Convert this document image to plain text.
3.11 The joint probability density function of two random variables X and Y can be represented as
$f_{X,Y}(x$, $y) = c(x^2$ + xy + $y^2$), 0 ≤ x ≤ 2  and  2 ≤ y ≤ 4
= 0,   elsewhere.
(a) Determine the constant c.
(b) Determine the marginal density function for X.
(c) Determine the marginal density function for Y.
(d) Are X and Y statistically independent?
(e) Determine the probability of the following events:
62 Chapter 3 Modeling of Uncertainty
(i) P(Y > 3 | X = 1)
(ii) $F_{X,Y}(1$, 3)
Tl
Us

+++++

== Problem to solve ==
Provide an exact reproduction of all the entries shown above.

== Response for this exercise ==
Convert this document image to plain text.
3.11 The joint probability density function of two random variables X and Y can be represented as
$f_{X,Y}(x$, $y) = c(x^2$ + xy + $y^2$), 0 ≤ x ≤ 2  and  2 ≤ y ≤ 4
= 0,   elsewhere.
(a) Determine the constant c.
(b) Determine the marginal density function for X.
(c) Determine the marginal density function for Y.
(d) Are X and Y statistically independent?
(e) Determine the probability of the following events:
62 Chapter 3 Modeling of Uncertainty
(i) P(Y > 3 | X = 1)
(ii) $F_{X,Y}(1$, 3)
Tl
Us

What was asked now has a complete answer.